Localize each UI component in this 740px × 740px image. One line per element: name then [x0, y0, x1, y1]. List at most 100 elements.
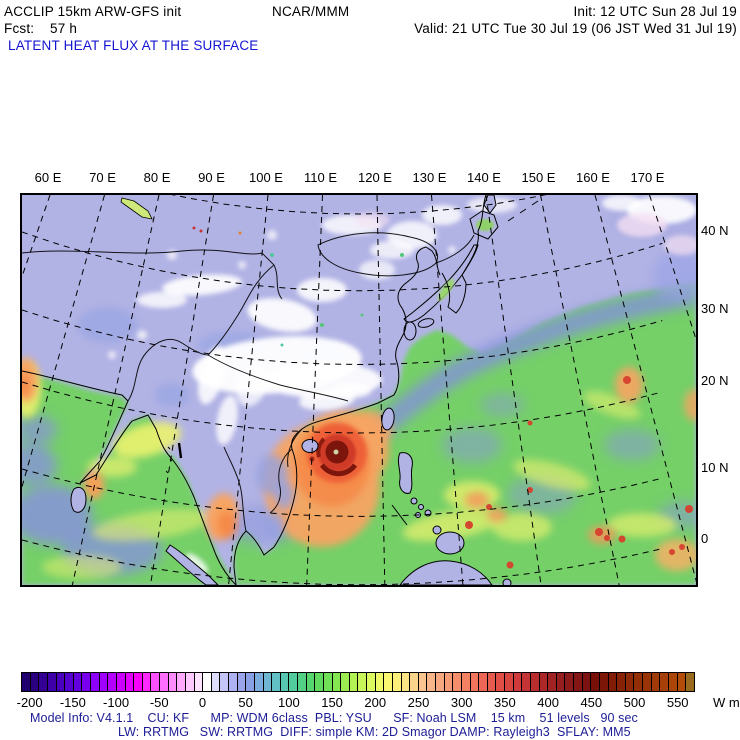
colorbar-cell [677, 673, 687, 691]
graticule-line [22, 195, 51, 279]
colorbar-cell [367, 673, 376, 691]
model-info-line1: Model Info: V4.1.1 CU: KF MP: WDM 6class… [30, 711, 638, 725]
colorbar-tick-label: 100 [278, 695, 300, 710]
country-borders [22, 232, 475, 532]
colorbar-cell [582, 673, 592, 691]
forecast-hour-label: Fcst: 57 h [4, 21, 78, 36]
colorbar-cell [470, 673, 480, 691]
colorbar-tick-label: 450 [580, 695, 603, 710]
center-name-label: NCAR/MMM [272, 4, 350, 19]
coastlines [22, 195, 539, 585]
colorbar-cell [358, 673, 367, 691]
colorbar-cell [185, 673, 195, 691]
lon-tick-label: 60 E [34, 170, 62, 185]
colorbar-tick-label: -50 [149, 695, 169, 710]
colorbar-cell [556, 673, 566, 691]
colorbar-cell [453, 673, 462, 691]
colorbar-cell [108, 673, 117, 691]
colorbar-cell [254, 673, 264, 691]
colorbar-cell [660, 673, 669, 691]
valid-time-label: Valid: 21 UTC Tue 30 Jul 19 (06 JST Wed … [414, 21, 737, 36]
colorbar-cell [203, 673, 212, 691]
colorbar-cell [668, 673, 678, 691]
colorbar-cell [487, 673, 497, 691]
honshu-green [437, 279, 455, 301]
colorbar-cell [160, 673, 169, 691]
colorbar-cell [548, 673, 557, 691]
colorbar-cell [237, 673, 247, 691]
colorbar-cell [211, 673, 221, 691]
colorbar-cell [306, 673, 316, 691]
colorbar-cell [539, 673, 549, 691]
colorbar-cell [479, 673, 488, 691]
graticule-line [594, 195, 696, 583]
colorbar-cell [332, 673, 342, 691]
colorbar-cell [116, 673, 126, 691]
graticule-line [540, 195, 620, 585]
colorbar-cell [22, 673, 31, 691]
lon-tick-label: 130 E [412, 170, 447, 185]
colorbar-cell [625, 673, 635, 691]
colorbar-cell [73, 673, 83, 691]
lat-axis: 40 N 30 N 20 N 10 N 0 [701, 193, 739, 583]
convective-speckles [465, 376, 693, 569]
colorbar-tick-label: 150 [321, 695, 343, 710]
colorbar-cell [401, 673, 411, 691]
colorbar-cell [608, 673, 618, 691]
map-frame [20, 193, 698, 587]
colorbar-tick-label: 350 [494, 695, 516, 710]
colorbar-cell [82, 673, 91, 691]
colorbar-cell [272, 673, 281, 691]
lon-tick-label: 170 E [630, 170, 665, 185]
colorbar-cell [263, 673, 273, 691]
colorbar-tick-label: -200 [16, 695, 43, 710]
colorbar-cell [349, 673, 359, 691]
lon-axis: 60 E 70 E 80 E 90 E 100 E 110 E 120 E 130 E 140 … [20, 170, 694, 186]
colorbar-cell [323, 673, 333, 691]
graticule-line [22, 309, 663, 366]
init-time-label: Init: 12 UTC Sun 28 Jul 19 [573, 4, 737, 19]
colorbar-cell [39, 673, 48, 691]
graticule-line [22, 195, 105, 489]
land-specks [192, 226, 404, 347]
colorbar-tick-label: 500 [623, 695, 646, 710]
colorbar-cell [634, 673, 643, 691]
colorbar-tick-label: 550 [666, 695, 689, 710]
model-config-label: ACCLIP 15km ARW-GFS init [4, 4, 182, 19]
colorbar-cell [686, 673, 694, 691]
map-canvas [22, 195, 696, 585]
graticule-line [22, 468, 663, 517]
colorbar-cell [99, 673, 109, 691]
model-info-line2: LW: RRTMG SW: RRTMG DIFF: simple KM: 2D … [118, 725, 631, 739]
colorbar-cell [617, 673, 626, 691]
colorbar-cell [30, 673, 40, 691]
colorbar-cell [461, 673, 471, 691]
lon-tick-label: 100 E [249, 170, 283, 185]
graticule-line [22, 231, 663, 292]
colorbar-cell [65, 673, 74, 691]
colorbar-cell [418, 673, 428, 691]
typhoon-flux-maximum [307, 423, 367, 483]
lon-tick-label: 110 E [303, 170, 338, 185]
colorbar-cell [530, 673, 540, 691]
colorbar-cell [298, 673, 307, 691]
colorbar-cell [125, 673, 135, 691]
colorbar-cell [436, 673, 445, 691]
colorbar-cell [177, 673, 186, 691]
colorbar-cell [341, 673, 350, 691]
colorbar-cell [91, 673, 100, 691]
lon-tick-label: 80 E [143, 170, 171, 185]
colorbar-tick-label: 50 [238, 695, 253, 710]
colorbar-cell [246, 673, 255, 691]
colorbar-cell [513, 673, 523, 691]
colorbar-cell [47, 673, 57, 691]
colorbar-tick-label: 200 [364, 695, 387, 710]
colorbar-cell [134, 673, 143, 691]
colorbar-tick-label: 250 [407, 695, 430, 710]
caspian-sea [120, 197, 153, 220]
colorbar-tick-label: -100 [103, 695, 130, 710]
colorbar-cell [651, 673, 661, 691]
colorbar-cell [289, 673, 298, 691]
colorbar-cell [565, 673, 574, 691]
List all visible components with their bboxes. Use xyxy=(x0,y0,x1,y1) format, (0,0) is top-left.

※

**What this task involves**
Rewrite all lines of the items above with every occurrence of "lon-tick-label" replaced by "longitude-tick-label" and nothing else altered. Omit the pictures from the output.

**Exercise solution**
Localize each UI component in this 740px × 740px image. One line per element: name then [x0, y0, x1, y1]. List at most 100 elements.
colorbar-cell [677, 673, 687, 691]
graticule-line [22, 195, 51, 279]
colorbar-cell [367, 673, 376, 691]
model-info-line1: Model Info: V4.1.1 CU: KF MP: WDM 6class… [30, 711, 638, 725]
colorbar-tick-label: 100 [278, 695, 300, 710]
country-borders [22, 232, 475, 532]
colorbar-cell [582, 673, 592, 691]
forecast-hour-label: Fcst: 57 h [4, 21, 78, 36]
colorbar-cell [470, 673, 480, 691]
colorbar-tick-label: 450 [580, 695, 603, 710]
center-name-label: NCAR/MMM [272, 4, 350, 19]
coastlines [22, 195, 539, 585]
colorbar-cell [358, 673, 367, 691]
colorbar-cell [185, 673, 195, 691]
longitude-tick-label: 60 E [34, 170, 62, 185]
colorbar-tick-label: -50 [149, 695, 169, 710]
colorbar-cell [556, 673, 566, 691]
colorbar-cell [453, 673, 462, 691]
colorbar-cell [108, 673, 117, 691]
colorbar-cell [254, 673, 264, 691]
colorbar-cell [660, 673, 669, 691]
valid-time-label: Valid: 21 UTC Tue 30 Jul 19 (06 JST Wed … [414, 21, 737, 36]
colorbar-cell [203, 673, 212, 691]
colorbar-cell [668, 673, 678, 691]
colorbar-cell [487, 673, 497, 691]
honshu-green [437, 279, 455, 301]
colorbar-cell [160, 673, 169, 691]
colorbar-cell [548, 673, 557, 691]
colorbar-cell [237, 673, 247, 691]
colorbar-cell [211, 673, 221, 691]
colorbar-cell [306, 673, 316, 691]
colorbar-cell [539, 673, 549, 691]
colorbar-cell [479, 673, 488, 691]
graticule-line [594, 195, 696, 583]
colorbar-cell [332, 673, 342, 691]
colorbar-cell [116, 673, 126, 691]
graticule-line [540, 195, 620, 585]
colorbar-cell [22, 673, 31, 691]
longitude-tick-label: 130 E [412, 170, 447, 185]
colorbar-cell [625, 673, 635, 691]
colorbar-cell [73, 673, 83, 691]
lat-axis: 40 N 30 N 20 N 10 N 0 [701, 193, 739, 583]
convective-speckles [465, 376, 693, 569]
colorbar-tick-label: 150 [321, 695, 343, 710]
colorbar-cell [401, 673, 411, 691]
colorbar-cell [608, 673, 618, 691]
map-frame [20, 193, 698, 587]
colorbar-tick-label: 350 [494, 695, 516, 710]
colorbar-cell [82, 673, 91, 691]
colorbar-cell [272, 673, 281, 691]
longitude-tick-label: 170 E [630, 170, 665, 185]
colorbar-cell [263, 673, 273, 691]
colorbar-tick-label: -200 [16, 695, 43, 710]
colorbar-cell [349, 673, 359, 691]
lon-axis: 60 E 70 E 80 E 90 E 100 E 110 E 120 E 130 E 140 … [20, 170, 694, 186]
colorbar-cell [323, 673, 333, 691]
graticule-line [22, 309, 663, 366]
init-time-label: Init: 12 UTC Sun 28 Jul 19 [573, 4, 737, 19]
colorbar-cell [39, 673, 48, 691]
graticule-line [22, 195, 105, 489]
land-specks [192, 226, 404, 347]
colorbar-tick-label: 500 [623, 695, 646, 710]
colorbar-cell [634, 673, 643, 691]
colorbar-tick-label: 550 [666, 695, 689, 710]
model-config-label: ACCLIP 15km ARW-GFS init [4, 4, 182, 19]
colorbar-cell [686, 673, 694, 691]
map-canvas [22, 195, 696, 585]
graticule-line [22, 468, 663, 517]
colorbar-cell [99, 673, 109, 691]
model-info-line2: LW: RRTMG SW: RRTMG DIFF: simple KM: 2D … [118, 725, 631, 739]
colorbar-cell [617, 673, 626, 691]
colorbar-cell [30, 673, 40, 691]
colorbar-cell [461, 673, 471, 691]
longitude-tick-label: 100 E [249, 170, 283, 185]
graticule-line [22, 231, 663, 292]
colorbar-cell [65, 673, 74, 691]
colorbar-cell [418, 673, 428, 691]
typhoon-flux-maximum [307, 423, 367, 483]
longitude-tick-label: 110 E [303, 170, 338, 185]
colorbar-cell [530, 673, 540, 691]
colorbar-cell [298, 673, 307, 691]
colorbar-cell [125, 673, 135, 691]
colorbar-cell [436, 673, 445, 691]
colorbar-cell [177, 673, 186, 691]
colorbar-cell [341, 673, 350, 691]
colorbar-cell [91, 673, 100, 691]
longitude-tick-label: 80 E [143, 170, 171, 185]
colorbar-tick-label: 50 [238, 695, 253, 710]
colorbar-cell [246, 673, 255, 691]
colorbar-cell [513, 673, 523, 691]
colorbar-cell [47, 673, 57, 691]
colorbar-tick-label: 200 [364, 695, 387, 710]
colorbar-cell [134, 673, 143, 691]
colorbar-tick-label: 250 [407, 695, 430, 710]
caspian-sea [120, 197, 153, 220]
colorbar-tick-label: -100 [103, 695, 130, 710]
colorbar-cell [651, 673, 661, 691]
colorbar-cell [289, 673, 298, 691]
colorbar-cell [565, 673, 574, 691]
List all visible components with their bboxes. Use xyxy=(x0,y0,x1,y1) format, (0,0) is top-left.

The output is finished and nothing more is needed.